◆ **Your task**: Where a line of the listing below includes the word "dictatorship", reproduce that line.

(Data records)

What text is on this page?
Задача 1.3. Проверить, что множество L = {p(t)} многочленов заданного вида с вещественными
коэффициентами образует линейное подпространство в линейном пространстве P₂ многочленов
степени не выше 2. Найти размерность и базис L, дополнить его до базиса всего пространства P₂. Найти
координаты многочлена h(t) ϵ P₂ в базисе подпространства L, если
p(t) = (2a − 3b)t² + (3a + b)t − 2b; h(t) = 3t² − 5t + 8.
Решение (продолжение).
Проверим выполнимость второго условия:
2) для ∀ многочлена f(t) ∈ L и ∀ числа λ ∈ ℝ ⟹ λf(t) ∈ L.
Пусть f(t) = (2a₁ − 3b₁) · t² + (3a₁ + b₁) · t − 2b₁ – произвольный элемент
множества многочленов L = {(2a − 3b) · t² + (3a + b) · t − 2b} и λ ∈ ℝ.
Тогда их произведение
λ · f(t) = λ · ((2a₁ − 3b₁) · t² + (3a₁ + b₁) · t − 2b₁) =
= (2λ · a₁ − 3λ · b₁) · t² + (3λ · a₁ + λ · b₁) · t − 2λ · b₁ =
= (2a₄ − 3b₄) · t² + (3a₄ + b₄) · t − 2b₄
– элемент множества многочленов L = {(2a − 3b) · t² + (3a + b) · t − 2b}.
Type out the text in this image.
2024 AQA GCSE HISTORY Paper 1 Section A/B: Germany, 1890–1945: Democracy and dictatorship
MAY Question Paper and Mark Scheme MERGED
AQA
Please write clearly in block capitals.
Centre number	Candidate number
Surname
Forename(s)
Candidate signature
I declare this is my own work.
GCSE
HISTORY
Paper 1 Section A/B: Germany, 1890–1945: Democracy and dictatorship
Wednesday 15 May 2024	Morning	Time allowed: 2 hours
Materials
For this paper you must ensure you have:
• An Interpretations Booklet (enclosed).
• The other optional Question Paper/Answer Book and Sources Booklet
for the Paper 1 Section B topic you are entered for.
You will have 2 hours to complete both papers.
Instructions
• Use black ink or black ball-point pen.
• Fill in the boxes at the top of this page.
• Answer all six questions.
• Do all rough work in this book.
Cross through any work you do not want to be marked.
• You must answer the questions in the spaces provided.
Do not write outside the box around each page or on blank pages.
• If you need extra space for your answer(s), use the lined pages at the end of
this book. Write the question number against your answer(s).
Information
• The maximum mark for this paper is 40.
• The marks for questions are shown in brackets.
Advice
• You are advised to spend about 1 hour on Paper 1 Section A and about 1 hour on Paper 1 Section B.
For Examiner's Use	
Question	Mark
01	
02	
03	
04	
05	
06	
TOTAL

◆ **Final answer**:
2024 AQA GCSE HISTORY Paper 1 Section A/B: Germany, 1890–1945: Democracy and dictatorship
Paper 1 Section A/B: Germany, 1890–1945: Democracy and dictatorship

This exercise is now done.